WHAT YOU HAVE TO DO ::
From the entries below, pull out each line where "screenshot" appears.

(Stored items)
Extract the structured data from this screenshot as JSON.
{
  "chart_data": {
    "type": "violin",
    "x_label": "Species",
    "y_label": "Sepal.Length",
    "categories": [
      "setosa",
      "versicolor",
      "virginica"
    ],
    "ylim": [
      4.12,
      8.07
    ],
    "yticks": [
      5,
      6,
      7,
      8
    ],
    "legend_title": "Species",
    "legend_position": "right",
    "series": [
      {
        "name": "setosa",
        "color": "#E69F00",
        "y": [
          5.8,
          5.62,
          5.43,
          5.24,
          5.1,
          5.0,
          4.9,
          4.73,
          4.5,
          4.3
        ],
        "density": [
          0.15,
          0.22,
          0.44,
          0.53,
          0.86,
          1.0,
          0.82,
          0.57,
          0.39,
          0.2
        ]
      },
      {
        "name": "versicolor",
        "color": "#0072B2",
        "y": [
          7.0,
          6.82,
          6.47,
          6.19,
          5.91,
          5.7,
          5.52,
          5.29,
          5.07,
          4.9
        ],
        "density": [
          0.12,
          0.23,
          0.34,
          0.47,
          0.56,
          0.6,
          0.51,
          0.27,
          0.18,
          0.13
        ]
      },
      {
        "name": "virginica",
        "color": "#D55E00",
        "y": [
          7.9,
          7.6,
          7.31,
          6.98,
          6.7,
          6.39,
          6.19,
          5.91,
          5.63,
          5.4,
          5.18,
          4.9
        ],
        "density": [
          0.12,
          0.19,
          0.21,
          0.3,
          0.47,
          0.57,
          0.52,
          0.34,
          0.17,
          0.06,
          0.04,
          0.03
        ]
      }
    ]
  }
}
--
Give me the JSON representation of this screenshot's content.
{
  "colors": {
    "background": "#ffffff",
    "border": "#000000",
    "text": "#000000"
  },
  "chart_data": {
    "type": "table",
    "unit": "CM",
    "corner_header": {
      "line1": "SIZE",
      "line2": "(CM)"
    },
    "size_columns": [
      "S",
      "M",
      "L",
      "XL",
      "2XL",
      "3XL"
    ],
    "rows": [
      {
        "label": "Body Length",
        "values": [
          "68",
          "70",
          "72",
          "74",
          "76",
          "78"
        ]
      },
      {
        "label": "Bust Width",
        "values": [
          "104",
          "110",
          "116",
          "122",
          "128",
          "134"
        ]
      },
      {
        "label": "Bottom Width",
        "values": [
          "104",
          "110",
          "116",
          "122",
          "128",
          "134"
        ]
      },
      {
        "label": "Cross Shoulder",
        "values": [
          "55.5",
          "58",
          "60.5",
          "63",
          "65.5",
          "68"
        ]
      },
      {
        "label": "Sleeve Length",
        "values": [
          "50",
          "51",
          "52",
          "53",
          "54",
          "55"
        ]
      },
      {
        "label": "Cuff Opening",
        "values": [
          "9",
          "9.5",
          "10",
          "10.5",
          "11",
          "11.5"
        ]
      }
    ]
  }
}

REPLY TO THE EXERCISE ::
Extract the structured data from this screenshot as JSON.
Give me the JSON representation of this screenshot's content.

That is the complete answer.